§ Problem statement:
Review the material and extract every line in which the word "四水同治" occurs.

[Items start]

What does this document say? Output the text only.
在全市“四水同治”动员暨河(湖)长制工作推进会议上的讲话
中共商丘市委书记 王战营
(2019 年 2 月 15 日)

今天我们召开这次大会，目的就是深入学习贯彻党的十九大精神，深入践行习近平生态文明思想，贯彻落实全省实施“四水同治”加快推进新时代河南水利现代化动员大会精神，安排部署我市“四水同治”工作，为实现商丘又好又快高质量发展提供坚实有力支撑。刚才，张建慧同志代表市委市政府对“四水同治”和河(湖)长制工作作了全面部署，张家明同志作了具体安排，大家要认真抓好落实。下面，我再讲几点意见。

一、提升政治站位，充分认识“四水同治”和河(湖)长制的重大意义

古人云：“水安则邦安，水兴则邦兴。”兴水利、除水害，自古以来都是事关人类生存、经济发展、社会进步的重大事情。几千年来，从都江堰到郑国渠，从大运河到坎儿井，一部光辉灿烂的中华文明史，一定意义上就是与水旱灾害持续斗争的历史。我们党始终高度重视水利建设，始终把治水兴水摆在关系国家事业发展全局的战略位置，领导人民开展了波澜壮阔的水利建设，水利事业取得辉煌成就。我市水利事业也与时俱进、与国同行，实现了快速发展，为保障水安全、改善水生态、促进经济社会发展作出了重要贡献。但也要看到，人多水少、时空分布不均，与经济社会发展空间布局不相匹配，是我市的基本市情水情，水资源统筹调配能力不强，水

[Items end]

§ Final result:
在全市“四水同治”动员暨河(湖)长制工作推进会议上的讲话
今天我们召开这次大会，目的就是深入学习贯彻党的十九大精神，深入践行习近平生态文明思想，贯彻落实全省实施“四水同治”加快推进新时代河南水利现代化动员大会精神，安排部署我市“四水同治”工作，为实现商丘又好又快高质量发展提供坚实有力支撑。刚才，张建慧同志代表市委市政府对“四水同治”和河(湖)长制工作作了全面部署，张家明同志作了具体安排，大家要认真抓好落实。下面，我再讲几点意见。
一、提升政治站位，充分认识“四水同治”和河(湖)长制的重大意义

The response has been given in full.